▶ _WHAT THIS TASK INVOLVES_
Set the data down again, exactly as it reads, but without the pictures.

▶ _RECORD EXTRACTS_
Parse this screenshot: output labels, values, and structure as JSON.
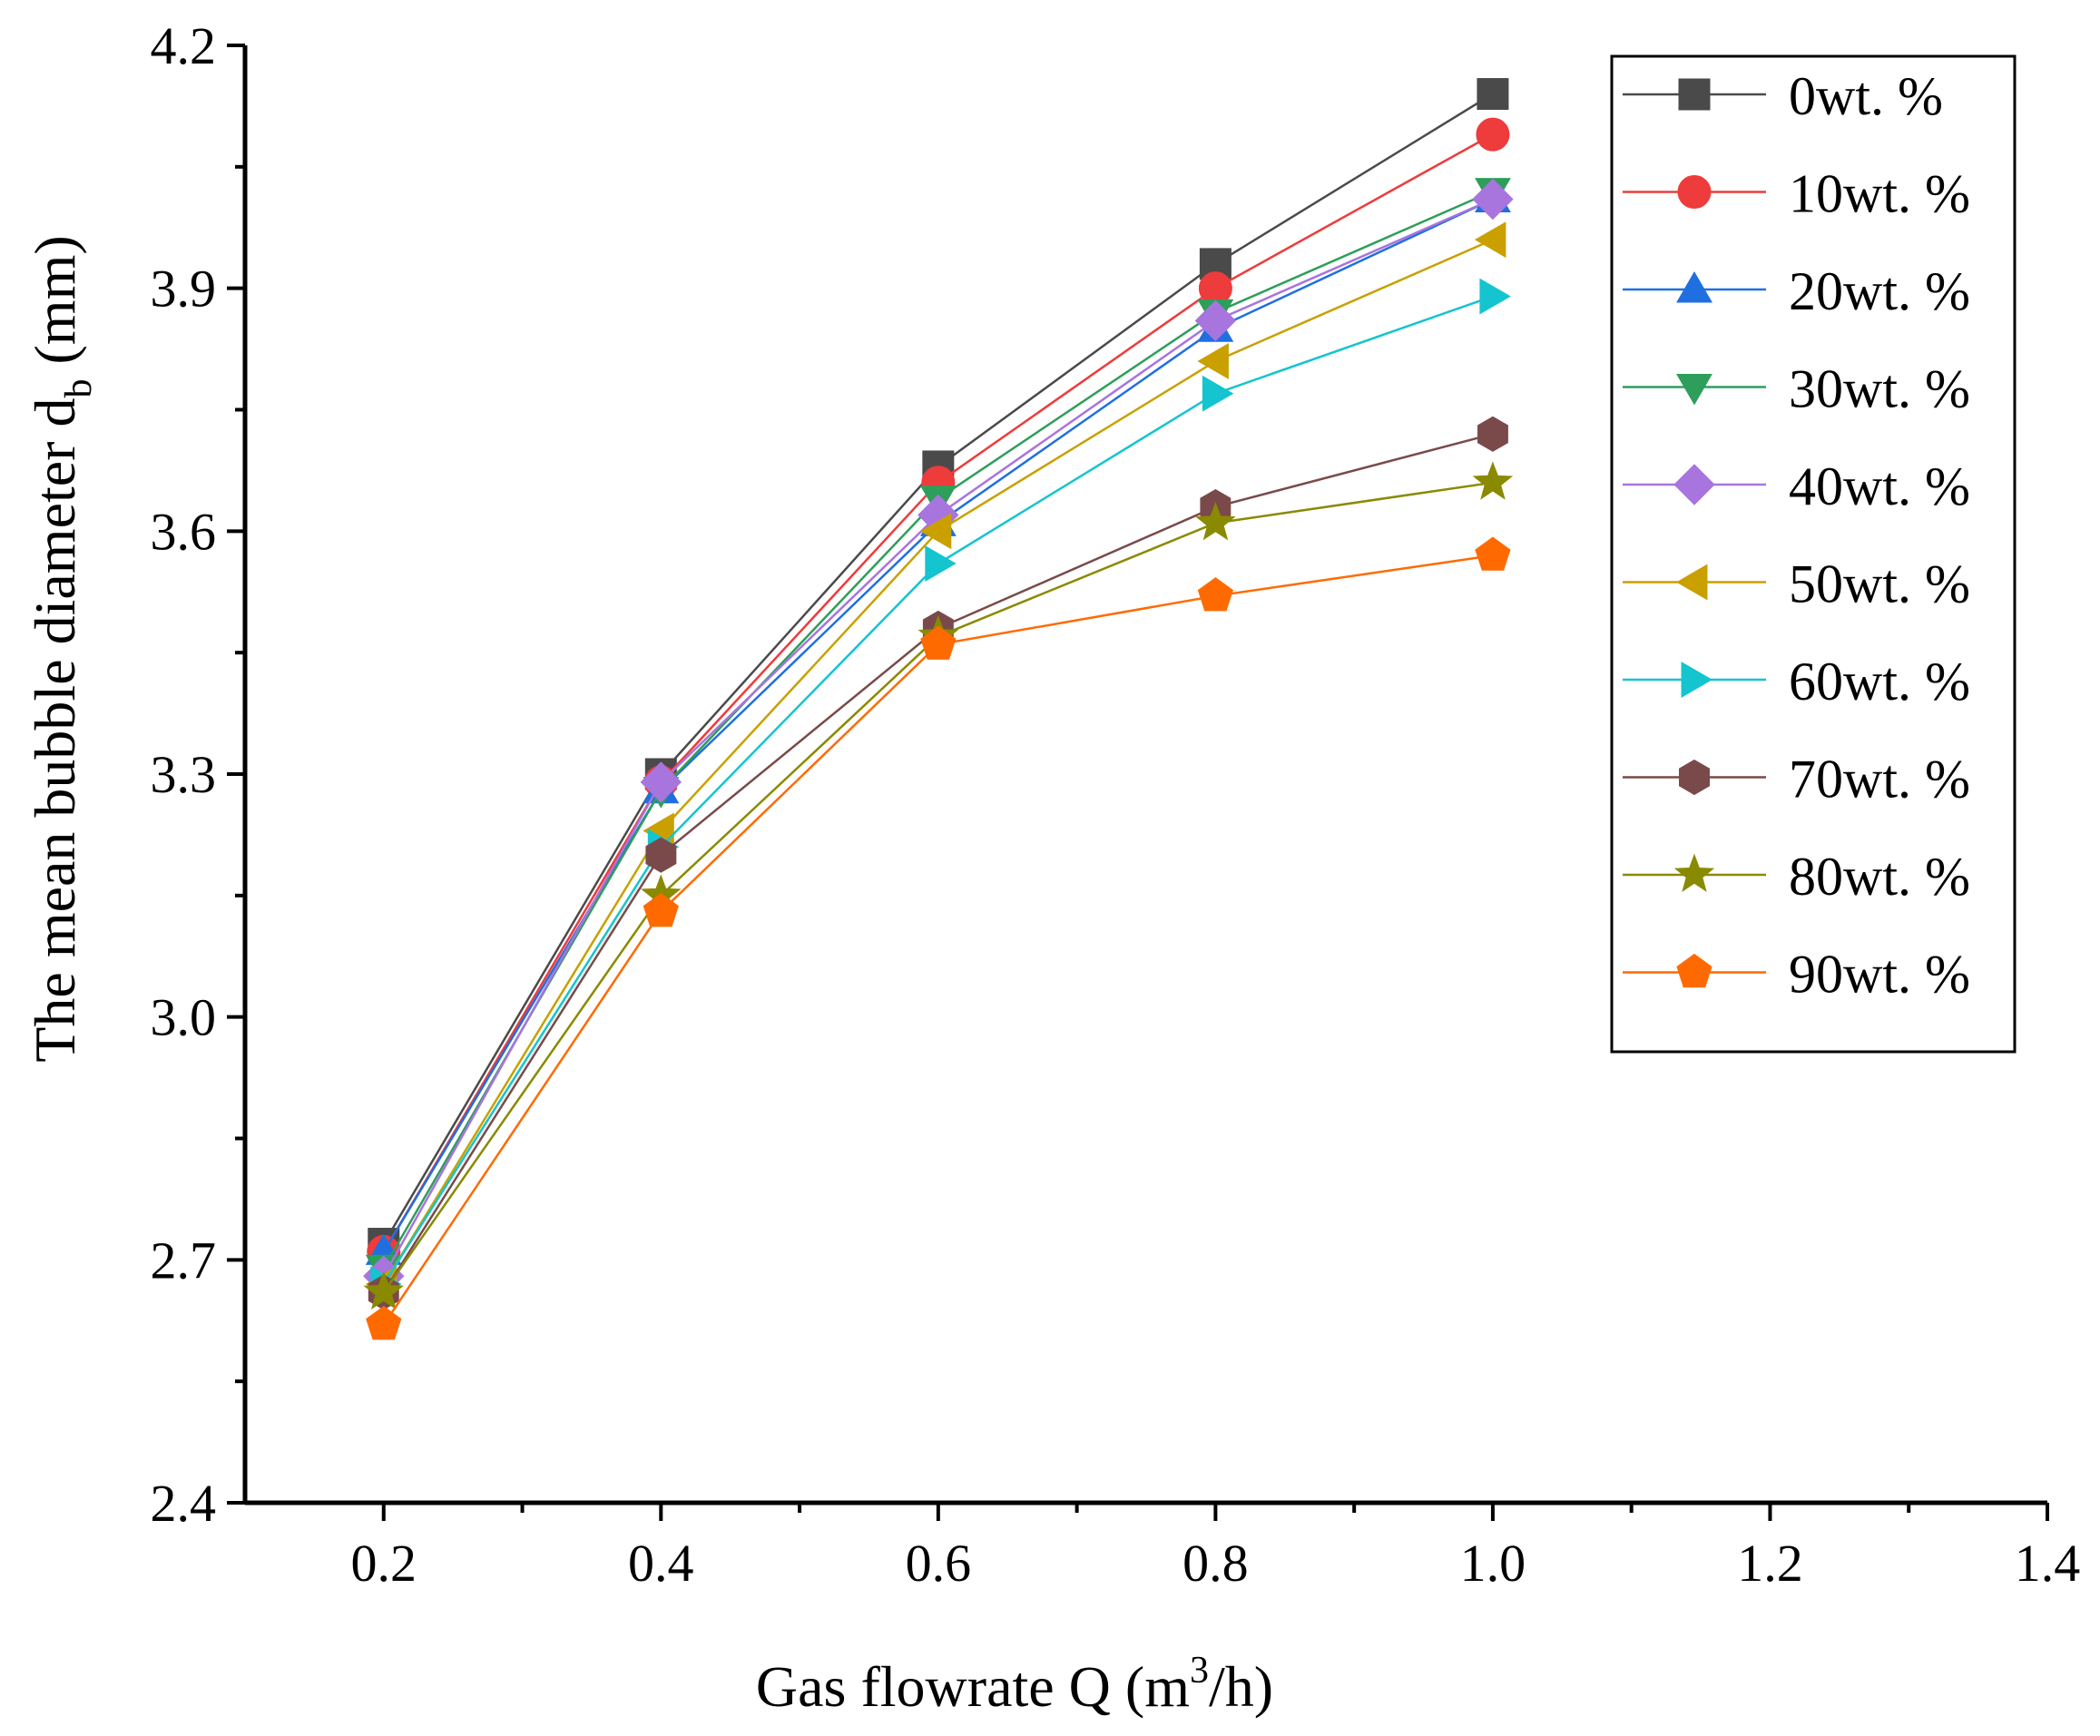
{
  "chart_data": {
    "type": "line",
    "title": "",
    "xlabel": "Gas flowrate Q (m",
    "xlabel_sup": "3",
    "xlabel_tail": "/h)",
    "ylabel": "The mean bubble diameter d",
    "ylabel_sub": "b",
    "ylabel_tail": " (mm)",
    "xlim": [
      0.1,
      1.4
    ],
    "ylim": [
      2.4,
      4.2
    ],
    "xticks": [
      {
        "value": 0.2,
        "label": "0.2"
      },
      {
        "value": 0.4,
        "label": "0.4"
      },
      {
        "value": 0.6,
        "label": "0.6"
      },
      {
        "value": 0.8,
        "label": "0.8"
      },
      {
        "value": 1.0,
        "label": "1.0"
      },
      {
        "value": 1.2,
        "label": "1.2"
      },
      {
        "value": 1.4,
        "label": "1.4"
      }
    ],
    "yticks": [
      {
        "value": 2.4,
        "label": "2.4"
      },
      {
        "value": 2.7,
        "label": "2.7"
      },
      {
        "value": 3.0,
        "label": "3.0"
      },
      {
        "value": 3.3,
        "label": "3.3"
      },
      {
        "value": 3.6,
        "label": "3.6"
      },
      {
        "value": 3.9,
        "label": "3.9"
      },
      {
        "value": 4.2,
        "label": "4.2"
      }
    ],
    "grid": false,
    "legend": "top-right",
    "x": [
      0.2,
      0.4,
      0.6,
      0.8,
      1.0
    ],
    "series": [
      {
        "name": "0wt. %",
        "color": "#4a4a4a",
        "marker": "square",
        "values": [
          2.72,
          3.3,
          3.68,
          3.93,
          4.14
        ]
      },
      {
        "name": "10wt. %",
        "color": "#ee3b3b",
        "marker": "circle",
        "values": [
          2.71,
          3.29,
          3.66,
          3.9,
          4.09
        ]
      },
      {
        "name": "20wt. %",
        "color": "#1f6fe0",
        "marker": "triangle-up",
        "values": [
          2.71,
          3.28,
          3.61,
          3.85,
          4.01
        ]
      },
      {
        "name": "30wt. %",
        "color": "#2e9e5b",
        "marker": "triangle-down",
        "values": [
          2.69,
          3.28,
          3.64,
          3.87,
          4.02
        ]
      },
      {
        "name": "40wt. %",
        "color": "#a874de",
        "marker": "diamond",
        "values": [
          2.68,
          3.29,
          3.62,
          3.86,
          4.01
        ]
      },
      {
        "name": "50wt. %",
        "color": "#c9a000",
        "marker": "triangle-left",
        "values": [
          2.67,
          3.23,
          3.6,
          3.81,
          3.96
        ]
      },
      {
        "name": "60wt. %",
        "color": "#14c4cf",
        "marker": "triangle-right",
        "values": [
          2.67,
          3.21,
          3.56,
          3.77,
          3.89
        ]
      },
      {
        "name": "70wt. %",
        "color": "#7a4a4a",
        "marker": "hexagon",
        "values": [
          2.66,
          3.2,
          3.48,
          3.63,
          3.72
        ]
      },
      {
        "name": "80wt. %",
        "color": "#8a8a00",
        "marker": "star",
        "values": [
          2.66,
          3.15,
          3.47,
          3.61,
          3.66
        ]
      },
      {
        "name": "90wt. %",
        "color": "#ff6a00",
        "marker": "pentagon",
        "values": [
          2.62,
          3.13,
          3.46,
          3.52,
          3.57
        ]
      }
    ]
  }
}
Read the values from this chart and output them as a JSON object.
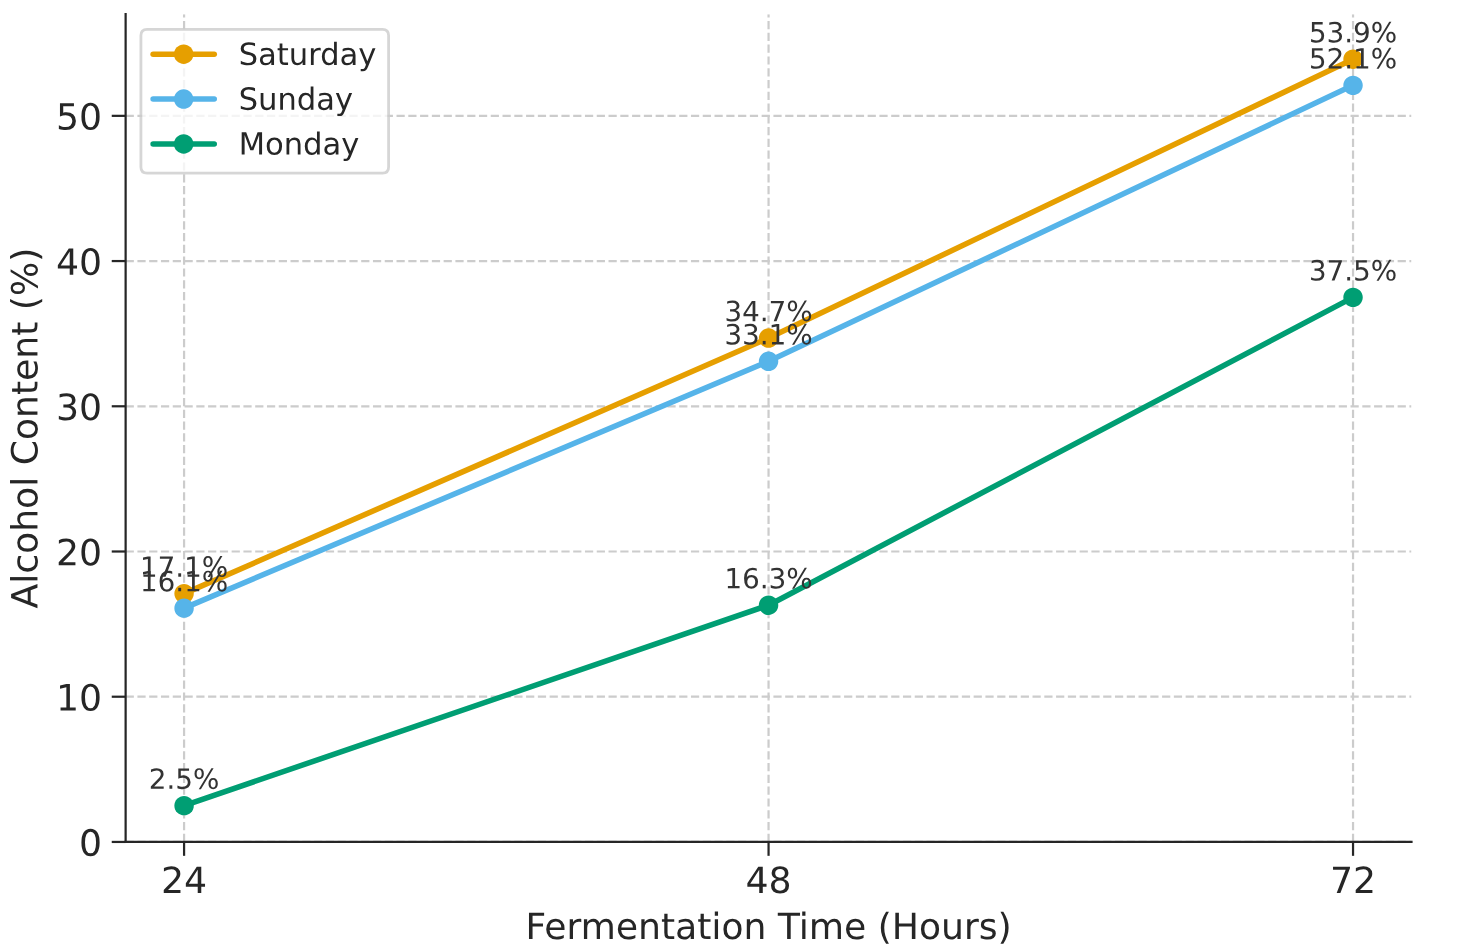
{
  "chart_data": {
    "type": "line",
    "xlabel": "Fermentation Time (Hours)",
    "ylabel": "Alcohol Content (%)",
    "x": [
      24,
      48,
      72
    ],
    "series": [
      {
        "name": "Saturday",
        "color": "#e69f00",
        "values": [
          17.1,
          34.7,
          53.9
        ],
        "value_labels": [
          "17.1%",
          "34.7%",
          "53.9%"
        ]
      },
      {
        "name": "Sunday",
        "color": "#56b4e9",
        "values": [
          16.1,
          33.1,
          52.1
        ],
        "value_labels": [
          "16.1%",
          "33.1%",
          "52.1%"
        ]
      },
      {
        "name": "Monday",
        "color": "#009e73",
        "values": [
          2.5,
          16.3,
          37.5
        ],
        "value_labels": [
          "2.5%",
          "16.3%",
          "37.5%"
        ]
      }
    ],
    "xlim": [
      21.6,
      74.4
    ],
    "xticks": [
      24,
      48,
      72
    ],
    "ylim": [
      0,
      57
    ],
    "yticks": [
      0,
      10,
      20,
      30,
      40,
      50
    ],
    "grid": true,
    "legend": "top left",
    "marker": "circle",
    "line_style": "solid"
  }
}
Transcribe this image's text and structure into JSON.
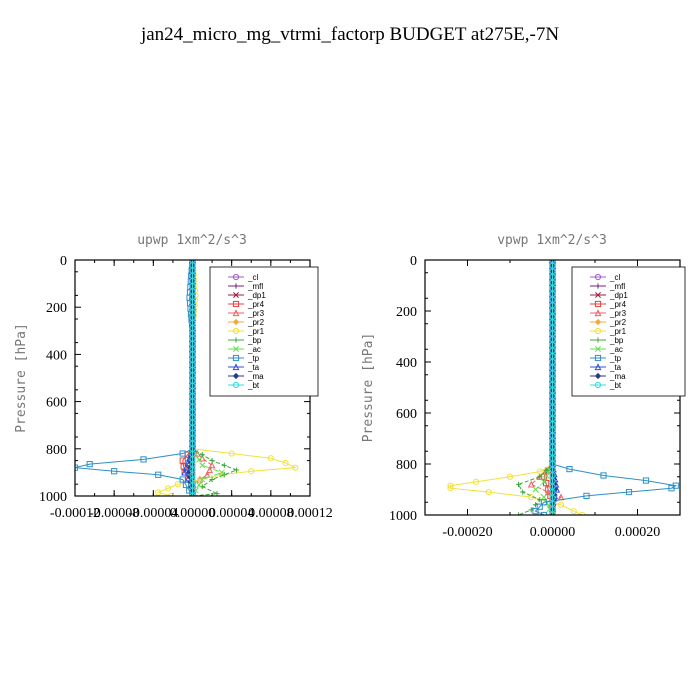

▶ _ANSWER FOR THIS EXERCISE_
Parse this screenshot: output labels, values, and structure as JSON.
{
  "chart_data": {
    "type": "line",
    "title": "",
    "xlabel": "Gas flowrate Q (m",
    "xlabel_sup": "3",
    "xlabel_tail": "/h)",
    "ylabel": "The mean bubble diameter d",
    "ylabel_sub": "b",
    "ylabel_tail": " (mm)",
    "xlim": [
      0.1,
      1.4
    ],
    "ylim": [
      2.4,
      4.2
    ],
    "xticks": [
      {
        "value": 0.2,
        "label": "0.2"
      },
      {
        "value": 0.4,
        "label": "0.4"
      },
      {
        "value": 0.6,
        "label": "0.6"
      },
      {
        "value": 0.8,
        "label": "0.8"
      },
      {
        "value": 1.0,
        "label": "1.0"
      },
      {
        "value": 1.2,
        "label": "1.2"
      },
      {
        "value": 1.4,
        "label": "1.4"
      }
    ],
    "yticks": [
      {
        "value": 2.4,
        "label": "2.4"
      },
      {
        "value": 2.7,
        "label": "2.7"
      },
      {
        "value": 3.0,
        "label": "3.0"
      },
      {
        "value": 3.3,
        "label": "3.3"
      },
      {
        "value": 3.6,
        "label": "3.6"
      },
      {
        "value": 3.9,
        "label": "3.9"
      },
      {
        "value": 4.2,
        "label": "4.2"
      }
    ],
    "grid": false,
    "legend": "top-right",
    "x": [
      0.2,
      0.4,
      0.6,
      0.8,
      1.0
    ],
    "series": [
      {
        "name": "0wt. %",
        "color": "#4a4a4a",
        "marker": "square",
        "values": [
          2.72,
          3.3,
          3.68,
          3.93,
          4.14
        ]
      },
      {
        "name": "10wt. %",
        "color": "#ee3b3b",
        "marker": "circle",
        "values": [
          2.71,
          3.29,
          3.66,
          3.9,
          4.09
        ]
      },
      {
        "name": "20wt. %",
        "color": "#1f6fe0",
        "marker": "triangle-up",
        "values": [
          2.71,
          3.28,
          3.61,
          3.85,
          4.01
        ]
      },
      {
        "name": "30wt. %",
        "color": "#2e9e5b",
        "marker": "triangle-down",
        "values": [
          2.69,
          3.28,
          3.64,
          3.87,
          4.02
        ]
      },
      {
        "name": "40wt. %",
        "color": "#a874de",
        "marker": "diamond",
        "values": [
          2.68,
          3.29,
          3.62,
          3.86,
          4.01
        ]
      },
      {
        "name": "50wt. %",
        "color": "#c9a000",
        "marker": "triangle-left",
        "values": [
          2.67,
          3.23,
          3.6,
          3.81,
          3.96
        ]
      },
      {
        "name": "60wt. %",
        "color": "#14c4cf",
        "marker": "triangle-right",
        "values": [
          2.67,
          3.21,
          3.56,
          3.77,
          3.89
        ]
      },
      {
        "name": "70wt. %",
        "color": "#7a4a4a",
        "marker": "hexagon",
        "values": [
          2.66,
          3.2,
          3.48,
          3.63,
          3.72
        ]
      },
      {
        "name": "80wt. %",
        "color": "#8a8a00",
        "marker": "star",
        "values": [
          2.66,
          3.15,
          3.47,
          3.61,
          3.66
        ]
      },
      {
        "name": "90wt. %",
        "color": "#ff6a00",
        "marker": "pentagon",
        "values": [
          2.62,
          3.13,
          3.46,
          3.52,
          3.57
        ]
      }
    ]
  }
}
Read the values from this chart and output them as a JSON object.
{
  "chart_data": {
    "type": "line",
    "xlabel": "Fermentation Time (Hours)",
    "ylabel": "Alcohol Content (%)",
    "x": [
      24,
      48,
      72
    ],
    "series": [
      {
        "name": "Saturday",
        "color": "#e69f00",
        "values": [
          17.1,
          34.7,
          53.9
        ],
        "value_labels": [
          "17.1%",
          "34.7%",
          "53.9%"
        ]
      },
      {
        "name": "Sunday",
        "color": "#56b4e9",
        "values": [
          16.1,
          33.1,
          52.1
        ],
        "value_labels": [
          "16.1%",
          "33.1%",
          "52.1%"
        ]
      },
      {
        "name": "Monday",
        "color": "#009e73",
        "values": [
          2.5,
          16.3,
          37.5
        ],
        "value_labels": [
          "2.5%",
          "16.3%",
          "37.5%"
        ]
      }
    ],
    "xlim": [
      21.6,
      74.4
    ],
    "xticks": [
      24,
      48,
      72
    ],
    "ylim": [
      0,
      57
    ],
    "yticks": [
      0,
      10,
      20,
      30,
      40,
      50
    ],
    "grid": true,
    "legend": "top left",
    "marker": "circle",
    "line_style": "solid"
  }
}
Transcribe this image's text and structure into JSON.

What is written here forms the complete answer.